┌──
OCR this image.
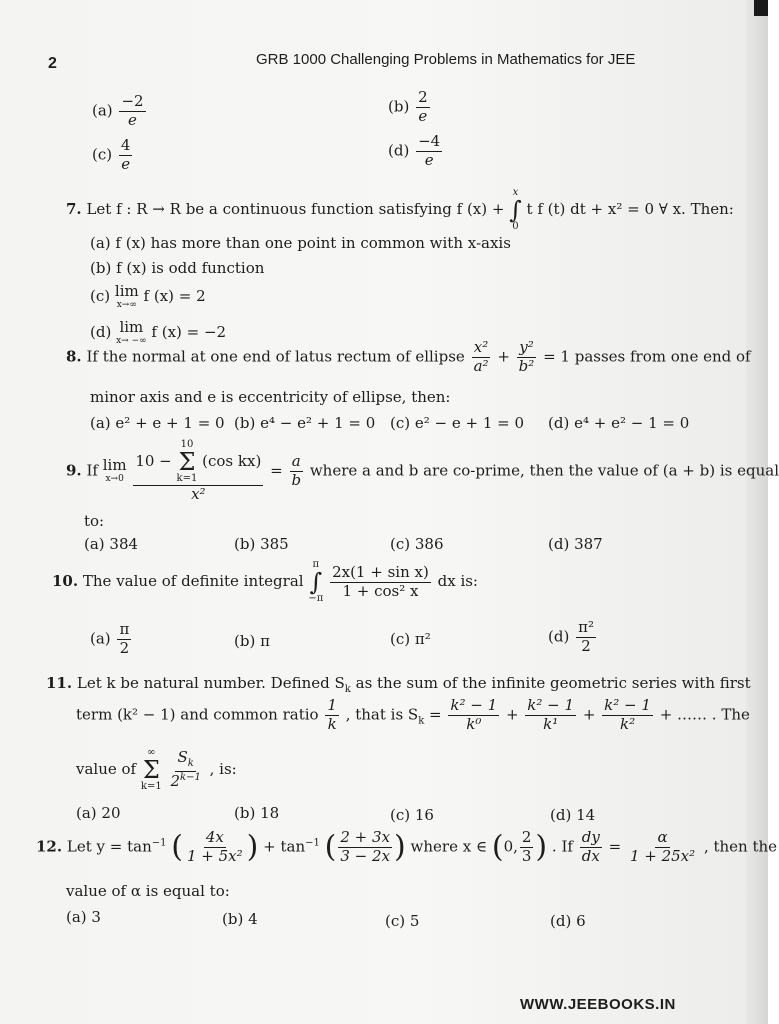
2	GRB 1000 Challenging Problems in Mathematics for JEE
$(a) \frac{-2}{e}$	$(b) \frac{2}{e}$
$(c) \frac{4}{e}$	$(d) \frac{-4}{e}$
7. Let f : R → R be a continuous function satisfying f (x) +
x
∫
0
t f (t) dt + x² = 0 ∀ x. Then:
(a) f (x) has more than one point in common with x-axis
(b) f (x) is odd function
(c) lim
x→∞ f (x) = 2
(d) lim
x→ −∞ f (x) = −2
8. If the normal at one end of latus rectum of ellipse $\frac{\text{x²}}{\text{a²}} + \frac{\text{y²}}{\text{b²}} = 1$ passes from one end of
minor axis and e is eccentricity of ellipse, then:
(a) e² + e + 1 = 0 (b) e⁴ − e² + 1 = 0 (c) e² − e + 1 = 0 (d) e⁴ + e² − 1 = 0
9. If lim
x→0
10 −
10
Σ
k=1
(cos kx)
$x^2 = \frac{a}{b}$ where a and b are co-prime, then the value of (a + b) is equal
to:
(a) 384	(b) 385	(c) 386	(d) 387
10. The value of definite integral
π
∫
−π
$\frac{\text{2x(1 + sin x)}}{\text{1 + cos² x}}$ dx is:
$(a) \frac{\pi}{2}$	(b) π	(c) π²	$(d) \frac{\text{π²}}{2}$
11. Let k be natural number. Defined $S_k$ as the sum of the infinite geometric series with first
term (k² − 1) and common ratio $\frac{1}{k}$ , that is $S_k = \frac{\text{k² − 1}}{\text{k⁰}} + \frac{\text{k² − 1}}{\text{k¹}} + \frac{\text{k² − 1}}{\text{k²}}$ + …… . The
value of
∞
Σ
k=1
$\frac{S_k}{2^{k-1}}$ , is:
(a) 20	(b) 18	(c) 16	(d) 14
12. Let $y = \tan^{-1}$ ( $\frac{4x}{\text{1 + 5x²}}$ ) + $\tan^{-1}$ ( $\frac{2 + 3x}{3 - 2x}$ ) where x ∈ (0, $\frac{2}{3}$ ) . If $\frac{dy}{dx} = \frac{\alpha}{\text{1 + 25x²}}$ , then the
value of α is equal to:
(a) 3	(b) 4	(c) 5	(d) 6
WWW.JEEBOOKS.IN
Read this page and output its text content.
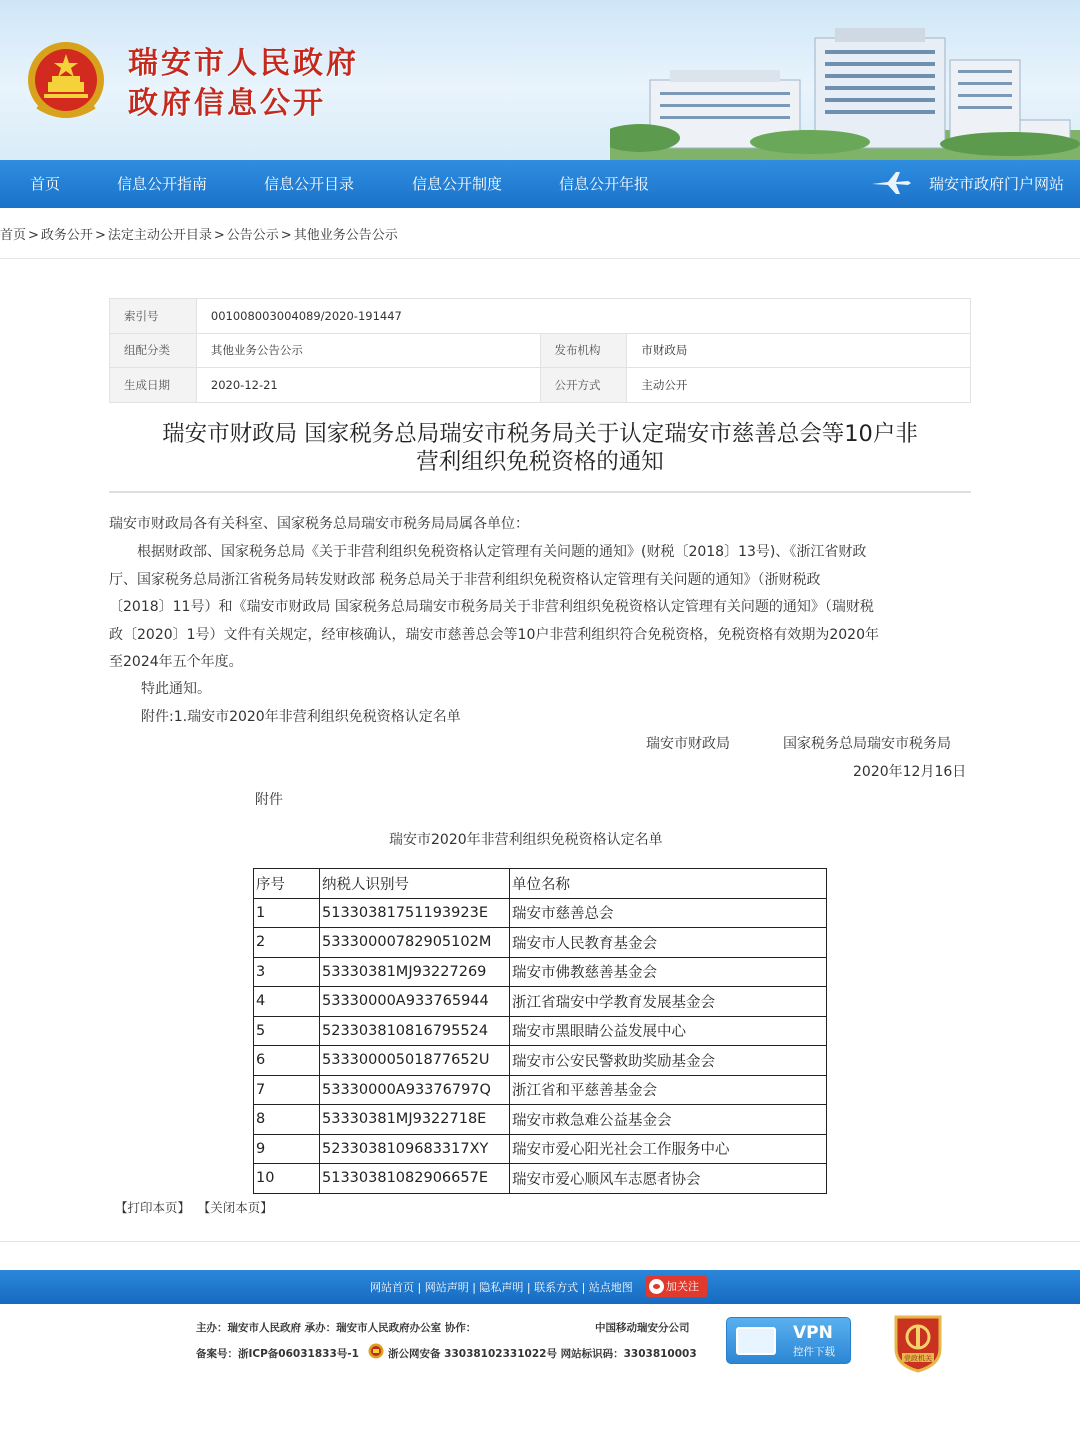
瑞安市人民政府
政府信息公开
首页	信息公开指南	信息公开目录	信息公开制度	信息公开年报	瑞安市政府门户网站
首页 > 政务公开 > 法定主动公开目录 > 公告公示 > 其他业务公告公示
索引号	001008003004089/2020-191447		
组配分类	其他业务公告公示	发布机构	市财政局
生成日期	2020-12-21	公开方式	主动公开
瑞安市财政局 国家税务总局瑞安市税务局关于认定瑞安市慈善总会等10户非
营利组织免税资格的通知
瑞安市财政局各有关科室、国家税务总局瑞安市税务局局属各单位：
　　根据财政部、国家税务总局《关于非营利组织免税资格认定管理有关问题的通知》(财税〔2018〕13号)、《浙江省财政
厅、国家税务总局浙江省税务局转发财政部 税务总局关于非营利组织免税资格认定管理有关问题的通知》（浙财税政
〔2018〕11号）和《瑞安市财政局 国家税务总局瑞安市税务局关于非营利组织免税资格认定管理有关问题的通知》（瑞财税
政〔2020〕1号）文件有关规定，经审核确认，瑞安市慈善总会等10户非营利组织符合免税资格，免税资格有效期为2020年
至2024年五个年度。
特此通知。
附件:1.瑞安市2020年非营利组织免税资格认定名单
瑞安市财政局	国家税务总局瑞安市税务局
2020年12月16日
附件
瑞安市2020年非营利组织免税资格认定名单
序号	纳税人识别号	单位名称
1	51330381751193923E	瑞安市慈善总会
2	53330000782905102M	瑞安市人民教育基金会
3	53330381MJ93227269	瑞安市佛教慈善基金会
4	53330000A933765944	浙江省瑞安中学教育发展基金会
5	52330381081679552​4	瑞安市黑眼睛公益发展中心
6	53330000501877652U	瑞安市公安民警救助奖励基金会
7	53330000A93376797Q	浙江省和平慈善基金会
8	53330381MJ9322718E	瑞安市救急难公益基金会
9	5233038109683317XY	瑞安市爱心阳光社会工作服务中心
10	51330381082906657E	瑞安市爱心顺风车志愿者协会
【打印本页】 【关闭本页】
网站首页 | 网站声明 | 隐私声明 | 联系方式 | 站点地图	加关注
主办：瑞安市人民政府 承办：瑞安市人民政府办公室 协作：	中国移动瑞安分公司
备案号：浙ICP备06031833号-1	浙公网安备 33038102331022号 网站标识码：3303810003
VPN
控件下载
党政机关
└──
┌──
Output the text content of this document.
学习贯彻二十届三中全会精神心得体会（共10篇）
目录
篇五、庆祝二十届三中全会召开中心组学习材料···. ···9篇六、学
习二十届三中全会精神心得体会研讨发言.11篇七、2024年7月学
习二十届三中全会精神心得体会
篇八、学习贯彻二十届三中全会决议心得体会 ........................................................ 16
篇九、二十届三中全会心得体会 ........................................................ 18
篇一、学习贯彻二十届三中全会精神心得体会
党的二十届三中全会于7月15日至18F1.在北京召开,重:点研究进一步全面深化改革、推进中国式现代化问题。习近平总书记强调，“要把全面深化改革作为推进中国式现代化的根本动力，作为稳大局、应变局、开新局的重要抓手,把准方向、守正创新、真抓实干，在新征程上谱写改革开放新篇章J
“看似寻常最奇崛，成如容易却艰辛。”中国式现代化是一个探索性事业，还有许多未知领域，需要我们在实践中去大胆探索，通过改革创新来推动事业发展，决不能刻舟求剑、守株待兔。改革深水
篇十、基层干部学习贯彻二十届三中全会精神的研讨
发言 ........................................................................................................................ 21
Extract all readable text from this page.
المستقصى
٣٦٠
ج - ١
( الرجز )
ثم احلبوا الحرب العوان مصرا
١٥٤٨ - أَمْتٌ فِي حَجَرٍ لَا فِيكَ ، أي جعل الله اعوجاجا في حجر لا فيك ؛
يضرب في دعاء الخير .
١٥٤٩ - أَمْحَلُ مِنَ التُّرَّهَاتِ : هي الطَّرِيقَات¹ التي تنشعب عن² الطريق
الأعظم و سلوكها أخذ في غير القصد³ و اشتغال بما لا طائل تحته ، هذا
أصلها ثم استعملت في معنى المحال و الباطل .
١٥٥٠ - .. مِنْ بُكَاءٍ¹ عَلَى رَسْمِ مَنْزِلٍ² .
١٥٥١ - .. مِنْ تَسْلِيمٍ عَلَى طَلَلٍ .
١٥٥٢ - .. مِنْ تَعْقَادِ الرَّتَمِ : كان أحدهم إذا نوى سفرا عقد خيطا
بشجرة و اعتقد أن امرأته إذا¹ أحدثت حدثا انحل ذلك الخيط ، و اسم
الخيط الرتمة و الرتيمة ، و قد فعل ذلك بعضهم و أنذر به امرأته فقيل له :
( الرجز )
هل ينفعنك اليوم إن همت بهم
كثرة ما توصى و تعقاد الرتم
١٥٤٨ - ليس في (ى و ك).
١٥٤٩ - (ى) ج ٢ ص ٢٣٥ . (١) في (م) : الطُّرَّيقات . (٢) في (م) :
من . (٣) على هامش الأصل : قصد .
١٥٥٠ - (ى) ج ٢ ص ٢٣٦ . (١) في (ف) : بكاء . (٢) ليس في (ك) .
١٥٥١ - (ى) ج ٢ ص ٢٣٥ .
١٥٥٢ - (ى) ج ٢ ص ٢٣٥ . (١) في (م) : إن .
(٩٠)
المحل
└──
┌──
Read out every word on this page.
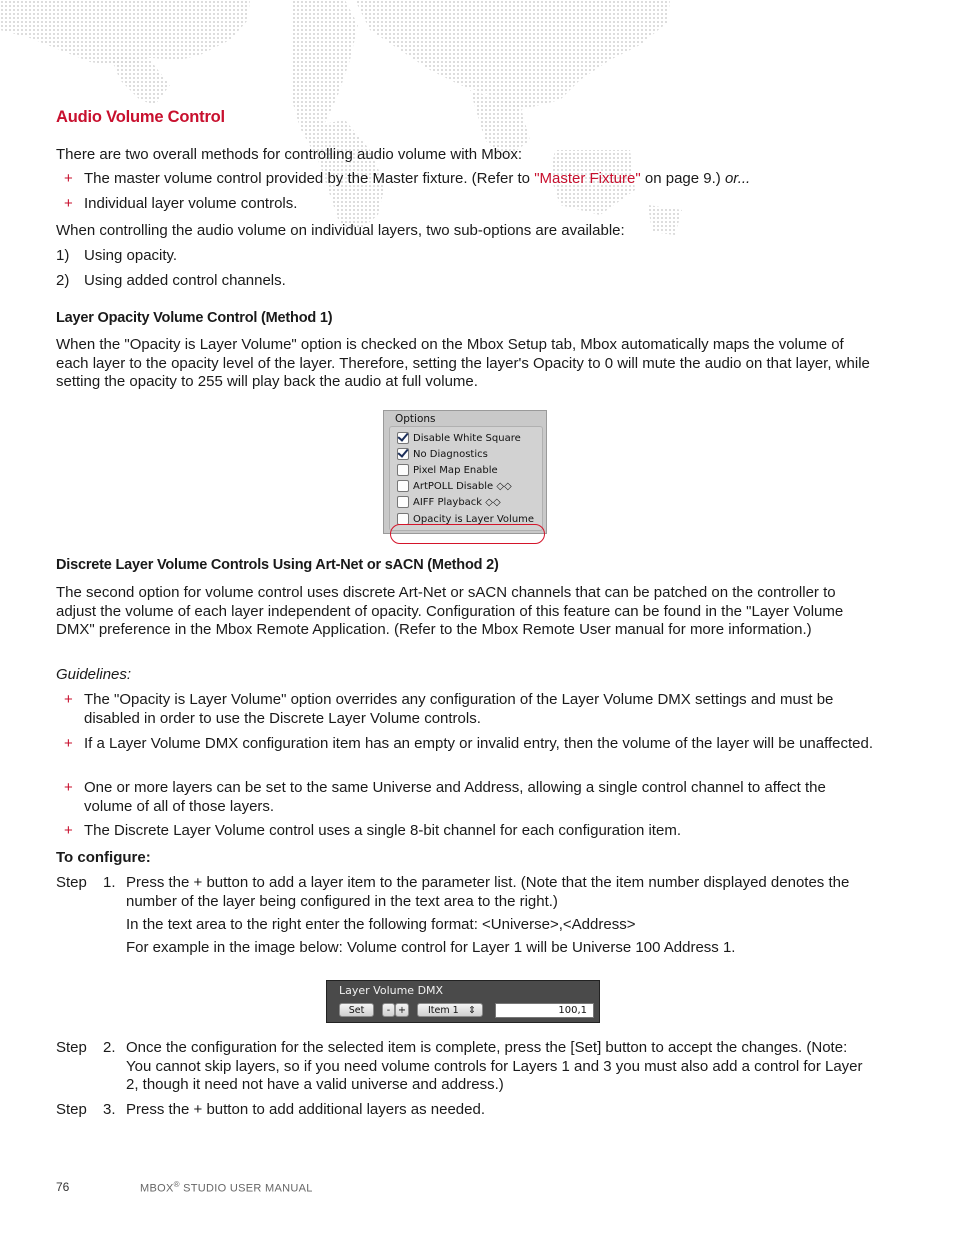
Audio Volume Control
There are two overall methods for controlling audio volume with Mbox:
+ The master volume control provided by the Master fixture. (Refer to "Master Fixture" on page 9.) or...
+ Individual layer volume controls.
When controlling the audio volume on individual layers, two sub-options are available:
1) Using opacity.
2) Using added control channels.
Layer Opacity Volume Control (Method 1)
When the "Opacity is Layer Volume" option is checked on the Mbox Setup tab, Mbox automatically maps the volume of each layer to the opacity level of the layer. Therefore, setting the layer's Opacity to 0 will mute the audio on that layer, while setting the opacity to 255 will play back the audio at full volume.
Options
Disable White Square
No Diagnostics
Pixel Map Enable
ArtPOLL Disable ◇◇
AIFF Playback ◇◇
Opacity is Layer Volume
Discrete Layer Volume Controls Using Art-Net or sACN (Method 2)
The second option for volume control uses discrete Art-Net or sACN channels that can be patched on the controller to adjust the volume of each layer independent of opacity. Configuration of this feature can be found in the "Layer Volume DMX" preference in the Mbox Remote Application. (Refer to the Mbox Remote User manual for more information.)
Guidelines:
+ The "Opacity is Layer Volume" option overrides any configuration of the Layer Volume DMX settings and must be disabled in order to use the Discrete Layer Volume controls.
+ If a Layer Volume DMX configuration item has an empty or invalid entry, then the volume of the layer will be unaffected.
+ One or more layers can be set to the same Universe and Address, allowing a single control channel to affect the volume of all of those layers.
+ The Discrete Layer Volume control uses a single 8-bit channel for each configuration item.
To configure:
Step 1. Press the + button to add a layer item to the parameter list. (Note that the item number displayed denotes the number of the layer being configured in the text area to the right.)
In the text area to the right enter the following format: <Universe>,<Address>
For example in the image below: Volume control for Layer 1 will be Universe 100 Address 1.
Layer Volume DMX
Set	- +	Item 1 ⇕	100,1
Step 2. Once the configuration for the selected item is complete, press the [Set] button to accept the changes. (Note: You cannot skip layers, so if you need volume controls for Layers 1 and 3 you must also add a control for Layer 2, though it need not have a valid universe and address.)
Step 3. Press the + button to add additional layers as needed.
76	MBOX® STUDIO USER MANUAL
└──
> [Written request] Copy all lines of the material above where the string "Refer" occurs.

> [Answer to this task]
+ The master volume control provided by the Master fixture. (Refer to "Master Fixture" on page 9.) or...
The second option for volume control uses discrete Art-Net or sACN channels that can be patched on the controller to adjust the volume of each layer independent of opacity. Configuration of this feature can be found in the "Layer Volume DMX" preference in the Mbox Remote Application. (Refer to the Mbox Remote User manual for more information.)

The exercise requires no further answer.